### Request
Pick out each line of the data below that contains the string "integrations", and copy those lines.

### Records provided
★ ★ ★ ★ ★ ★ ★
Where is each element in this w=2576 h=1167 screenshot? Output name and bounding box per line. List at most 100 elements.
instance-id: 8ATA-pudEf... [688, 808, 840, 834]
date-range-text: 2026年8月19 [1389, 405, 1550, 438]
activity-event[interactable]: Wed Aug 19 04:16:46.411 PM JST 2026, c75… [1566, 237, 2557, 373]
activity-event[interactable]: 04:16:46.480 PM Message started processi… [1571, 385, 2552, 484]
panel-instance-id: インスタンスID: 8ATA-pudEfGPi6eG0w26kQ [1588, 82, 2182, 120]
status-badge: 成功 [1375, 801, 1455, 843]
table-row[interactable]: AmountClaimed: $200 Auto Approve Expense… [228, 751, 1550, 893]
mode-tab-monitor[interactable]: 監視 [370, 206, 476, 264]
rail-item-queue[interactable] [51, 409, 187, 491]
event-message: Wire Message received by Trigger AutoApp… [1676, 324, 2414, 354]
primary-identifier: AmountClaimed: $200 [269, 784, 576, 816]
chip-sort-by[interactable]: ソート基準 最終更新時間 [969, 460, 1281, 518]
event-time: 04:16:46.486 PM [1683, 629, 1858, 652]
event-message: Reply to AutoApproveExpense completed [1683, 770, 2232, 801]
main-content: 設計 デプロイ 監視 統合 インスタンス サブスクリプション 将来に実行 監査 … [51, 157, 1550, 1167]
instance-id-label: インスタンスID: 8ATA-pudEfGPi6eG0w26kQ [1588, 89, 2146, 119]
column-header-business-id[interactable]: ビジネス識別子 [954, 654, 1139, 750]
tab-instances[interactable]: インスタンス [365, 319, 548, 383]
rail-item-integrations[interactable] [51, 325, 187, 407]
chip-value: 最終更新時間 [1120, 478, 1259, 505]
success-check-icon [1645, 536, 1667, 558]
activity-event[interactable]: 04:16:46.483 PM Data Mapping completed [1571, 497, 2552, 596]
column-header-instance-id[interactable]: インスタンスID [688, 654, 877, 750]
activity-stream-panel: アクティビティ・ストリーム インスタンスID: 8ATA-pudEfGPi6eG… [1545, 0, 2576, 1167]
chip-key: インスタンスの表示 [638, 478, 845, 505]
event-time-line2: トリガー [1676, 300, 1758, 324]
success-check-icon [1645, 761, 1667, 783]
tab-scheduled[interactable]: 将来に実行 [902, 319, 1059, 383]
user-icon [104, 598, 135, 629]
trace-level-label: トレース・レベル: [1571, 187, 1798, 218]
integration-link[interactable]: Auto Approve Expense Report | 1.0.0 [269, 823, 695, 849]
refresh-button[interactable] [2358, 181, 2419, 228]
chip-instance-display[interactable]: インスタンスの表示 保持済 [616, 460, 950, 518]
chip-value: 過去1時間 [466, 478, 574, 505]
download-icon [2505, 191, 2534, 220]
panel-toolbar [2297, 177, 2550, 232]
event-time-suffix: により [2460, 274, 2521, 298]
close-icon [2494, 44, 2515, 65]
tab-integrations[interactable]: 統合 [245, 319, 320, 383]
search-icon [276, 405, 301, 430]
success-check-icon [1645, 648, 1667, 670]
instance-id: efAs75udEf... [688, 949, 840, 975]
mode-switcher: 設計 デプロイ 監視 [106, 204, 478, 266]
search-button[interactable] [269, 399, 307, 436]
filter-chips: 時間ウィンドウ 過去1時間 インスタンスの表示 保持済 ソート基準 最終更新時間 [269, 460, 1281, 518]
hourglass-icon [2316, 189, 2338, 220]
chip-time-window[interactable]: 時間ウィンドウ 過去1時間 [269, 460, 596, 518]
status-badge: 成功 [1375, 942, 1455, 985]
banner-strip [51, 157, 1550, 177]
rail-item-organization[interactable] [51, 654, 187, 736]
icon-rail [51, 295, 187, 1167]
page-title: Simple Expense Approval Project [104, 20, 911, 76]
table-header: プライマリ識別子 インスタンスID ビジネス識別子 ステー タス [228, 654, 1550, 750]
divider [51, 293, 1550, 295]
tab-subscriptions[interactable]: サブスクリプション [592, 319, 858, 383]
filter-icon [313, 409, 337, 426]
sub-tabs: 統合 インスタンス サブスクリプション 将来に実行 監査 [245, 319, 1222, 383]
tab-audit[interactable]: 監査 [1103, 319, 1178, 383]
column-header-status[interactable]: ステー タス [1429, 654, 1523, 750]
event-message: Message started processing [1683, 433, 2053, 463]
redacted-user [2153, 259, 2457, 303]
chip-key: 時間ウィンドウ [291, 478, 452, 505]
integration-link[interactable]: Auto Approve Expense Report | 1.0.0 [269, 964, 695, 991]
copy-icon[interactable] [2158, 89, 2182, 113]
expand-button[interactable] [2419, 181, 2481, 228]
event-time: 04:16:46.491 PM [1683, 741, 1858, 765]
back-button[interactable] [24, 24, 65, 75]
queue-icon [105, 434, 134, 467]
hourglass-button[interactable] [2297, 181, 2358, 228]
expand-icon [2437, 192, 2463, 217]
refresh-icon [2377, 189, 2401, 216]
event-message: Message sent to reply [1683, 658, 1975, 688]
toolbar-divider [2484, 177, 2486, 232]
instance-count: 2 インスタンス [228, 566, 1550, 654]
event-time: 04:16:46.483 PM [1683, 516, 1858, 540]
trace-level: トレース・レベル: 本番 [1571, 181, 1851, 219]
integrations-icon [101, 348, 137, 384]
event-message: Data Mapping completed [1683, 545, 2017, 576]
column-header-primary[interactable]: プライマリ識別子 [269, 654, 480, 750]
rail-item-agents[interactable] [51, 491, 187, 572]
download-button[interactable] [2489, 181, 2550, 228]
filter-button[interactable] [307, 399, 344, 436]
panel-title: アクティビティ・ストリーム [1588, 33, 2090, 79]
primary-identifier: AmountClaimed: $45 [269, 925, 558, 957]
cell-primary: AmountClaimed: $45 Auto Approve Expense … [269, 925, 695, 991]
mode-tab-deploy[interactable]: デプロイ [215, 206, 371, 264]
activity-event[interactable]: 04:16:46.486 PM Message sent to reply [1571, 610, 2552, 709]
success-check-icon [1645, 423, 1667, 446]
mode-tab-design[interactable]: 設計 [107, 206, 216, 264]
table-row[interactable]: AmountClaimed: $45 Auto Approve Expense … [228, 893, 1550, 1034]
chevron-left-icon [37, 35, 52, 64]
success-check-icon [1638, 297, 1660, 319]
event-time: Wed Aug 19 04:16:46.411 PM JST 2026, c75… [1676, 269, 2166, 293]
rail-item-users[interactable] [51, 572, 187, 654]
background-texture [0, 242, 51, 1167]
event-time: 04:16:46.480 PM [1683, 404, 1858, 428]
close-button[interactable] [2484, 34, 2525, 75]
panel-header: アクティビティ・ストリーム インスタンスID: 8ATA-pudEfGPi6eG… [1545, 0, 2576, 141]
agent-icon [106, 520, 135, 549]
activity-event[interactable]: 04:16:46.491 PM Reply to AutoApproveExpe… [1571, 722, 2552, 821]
★ ★ ★ ★ ★ ★ ★
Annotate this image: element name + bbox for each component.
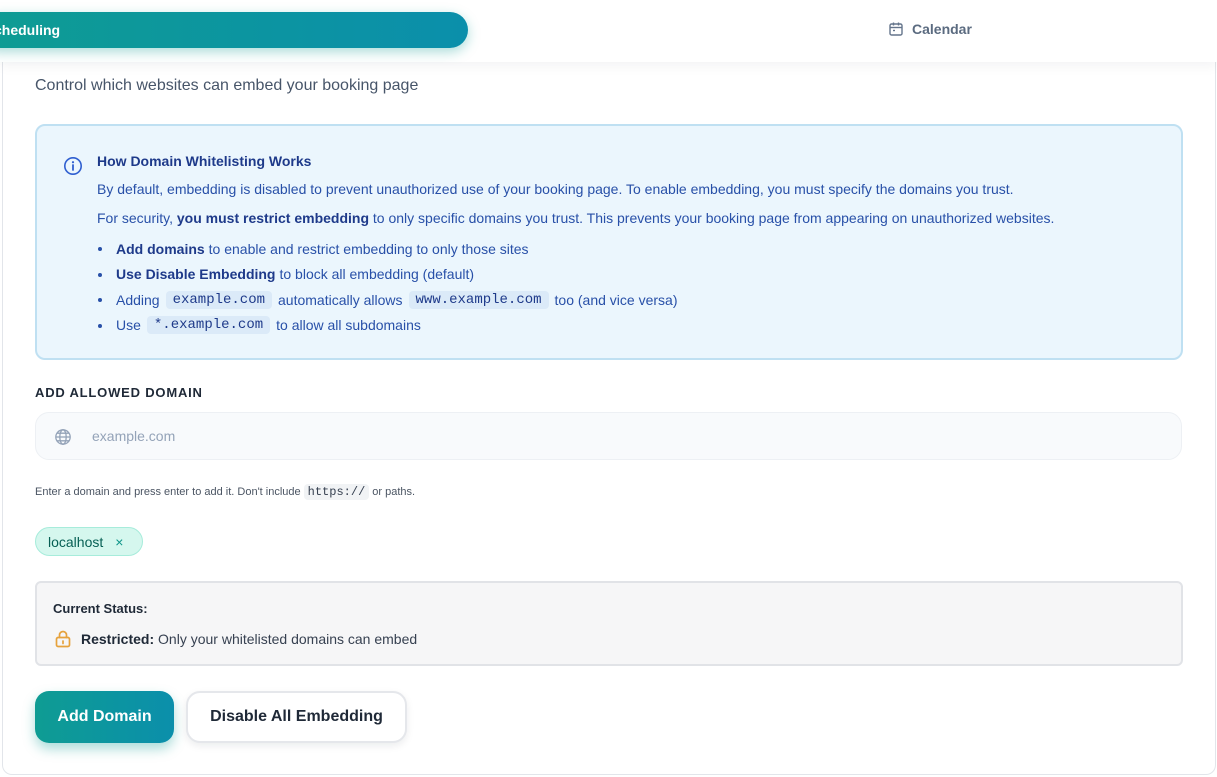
★ ★ ★ ★ ★ ★ ★
### Solution for this task
rail-item-integrations[interactable] [51, 325, 187, 407]
tab-integrations[interactable]: 統合 [245, 319, 320, 383]
integrations-icon [101, 348, 137, 384]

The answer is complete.